» **Extract**
━━━━━━━━
Sublease Agreement

Sublease Agreement

 

Exhibit 10.20

 

SUBLEASE AGREEMENT

 

 

THIS SUBLEASE AGREEMENT, (hereinafter referred to as this "Sublease"), made and entered into as of the 30th day of April, 2004 by and between UQM ELECTRONICS, INC. having an address at c/o UQM Technologies, Inc., 7501 Miller Drive, Frederick, Colorado 80530 (hereinafter referred to as "Sublessor") and CD&M ELECTRONICS, INC. having an address at 3081 Elm Point Industrial Drive, St Charles, Missouri 63301 (hereinafter referred to as "Sublessee").

 

WITNESSETH:

 

In consideration of the rents hereinafter reserved and payable to Landlord and Sublessor, and the covenants and conditions to be kept and performed on the part of the Sublessee hereunder, Sublessor does hereby sublease to Sublessee, and Sublessee does hereby hire from Sublessor, certain office space known as 3081 Elm Point Industrial Drive, St Charles, Missouri 63301 (the "Premises").

 

The parties, for themselves, their legal representatives, successors and assigns, hereby covenant and agree as follows:

1.

Term:

Subject to the terms, covenants and conditions herein set forth, Sublessee shall have and hold the Premises for the remaining term of the prior lease hereafter described (the "Master Lease"), commencing on the 30th day of April, 2004 and ending on the 31st day of March, 2007, both dates inclusive, or until such term shall expire or terminate as hereinafter provided.

2.
━━━━━━━━
» **Set problem 1**
Repeat the sublease agreement word for word, from start to finish.
━━━━━━━━
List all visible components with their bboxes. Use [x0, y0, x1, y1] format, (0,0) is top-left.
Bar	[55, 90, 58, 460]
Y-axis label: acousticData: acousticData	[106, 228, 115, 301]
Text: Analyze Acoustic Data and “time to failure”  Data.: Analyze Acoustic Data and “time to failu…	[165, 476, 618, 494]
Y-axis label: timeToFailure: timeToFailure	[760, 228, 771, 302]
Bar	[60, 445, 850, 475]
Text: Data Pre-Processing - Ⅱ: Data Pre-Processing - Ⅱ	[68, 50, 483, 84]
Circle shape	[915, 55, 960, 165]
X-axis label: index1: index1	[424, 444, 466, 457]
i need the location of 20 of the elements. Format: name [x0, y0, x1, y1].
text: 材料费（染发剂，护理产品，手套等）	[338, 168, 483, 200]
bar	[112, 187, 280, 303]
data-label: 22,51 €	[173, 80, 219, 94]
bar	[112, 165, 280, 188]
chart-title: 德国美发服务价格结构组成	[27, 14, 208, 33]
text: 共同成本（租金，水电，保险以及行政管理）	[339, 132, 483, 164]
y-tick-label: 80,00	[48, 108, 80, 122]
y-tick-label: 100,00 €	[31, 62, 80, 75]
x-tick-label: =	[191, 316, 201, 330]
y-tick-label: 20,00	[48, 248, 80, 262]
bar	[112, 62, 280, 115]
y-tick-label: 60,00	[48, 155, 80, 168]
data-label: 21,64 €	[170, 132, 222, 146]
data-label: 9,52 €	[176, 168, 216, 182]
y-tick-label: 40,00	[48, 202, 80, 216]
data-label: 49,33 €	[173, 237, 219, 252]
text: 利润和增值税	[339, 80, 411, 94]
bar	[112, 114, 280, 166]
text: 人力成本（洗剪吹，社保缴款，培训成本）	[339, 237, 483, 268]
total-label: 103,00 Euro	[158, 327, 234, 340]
━━━━━━━━
» **Set problem 2**
Reproduce the listing from its first line through the line containing "132, 222, 146]", with both ends included.

» **Full response 1**
Sublease Agreement

Sublease Agreement

 

Exhibit 10.20

 

SUBLEASE AGREEMENT

 

 

THIS SUBLEASE AGREEMENT, (hereinafter referred to as this "Sublease"), made and entered into as of the 30th day of April, 2004 by and between UQM ELECTRONICS, INC. having an address at c/o UQM Technologies, Inc., 7501 Miller Drive, Frederick, Colorado 80530 (hereinafter referred to as "Sublessor") and CD&M ELECTRONICS, INC. having an address at 3081 Elm Point Industrial Drive, St Charles, Missouri 63301 (hereinafter referred to as "Sublessee").

 

WITNESSETH:

 

In consideration of the rents hereinafter reserved and payable to Landlord and Sublessor, and the covenants and conditions to be kept and performed on the part of the Sublessee hereunder, Sublessor does hereby sublease to Sublessee, and Sublessee does hereby hire from Sublessor, certain office space known as 3081 Elm Point Industrial Drive, St Charles, Missouri 63301 (the "Premises").

 

The parties, for themselves, their legal representatives, successors and assigns, hereby covenant and agree as follows:

1.

Term:

Subject to the terms, covenants and conditions herein set forth, Sublessee shall have and hold the Premises for the remaining term of the prior lease hereafter described (the "Master Lease"), commencing on the 30th day of April, 2004 and ending on the 31st day of March, 2007, both dates inclusive, or until such term shall expire or terminate as hereinafter provided.

2.

» **Full response 2**
List all visible components with their bboxes. Use [x0, y0, x1, y1] format, (0,0) is top-left.
Bar	[55, 90, 58, 460]
Y-axis label: acousticData: acousticData	[106, 228, 115, 301]
Text: Analyze Acoustic Data and “time to failure”  Data.: Analyze Acoustic Data and “time to failu…	[165, 476, 618, 494]
Y-axis label: timeToFailure: timeToFailure	[760, 228, 771, 302]
Bar	[60, 445, 850, 475]
Text: Data Pre-Processing - Ⅱ: Data Pre-Processing - Ⅱ	[68, 50, 483, 84]
Circle shape	[915, 55, 960, 165]
X-axis label: index1: index1	[424, 444, 466, 457]
i need the location of 20 of the elements. Format: name [x0, y0, x1, y1].
text: 材料费（染发剂，护理产品，手套等）	[338, 168, 483, 200]
bar	[112, 187, 280, 303]
data-label: 22,51 €	[173, 80, 219, 94]
bar	[112, 165, 280, 188]
chart-title: 德国美发服务价格结构组成	[27, 14, 208, 33]
text: 共同成本（租金，水电，保险以及行政管理）	[339, 132, 483, 164]
y-tick-label: 80,00	[48, 108, 80, 122]
y-tick-label: 100,00 €	[31, 62, 80, 75]
x-tick-label: =	[191, 316, 201, 330]
y-tick-label: 20,00	[48, 248, 80, 262]
bar	[112, 62, 280, 115]
y-tick-label: 60,00	[48, 155, 80, 168]
data-label: 21,64 €	[170, 132, 222, 146]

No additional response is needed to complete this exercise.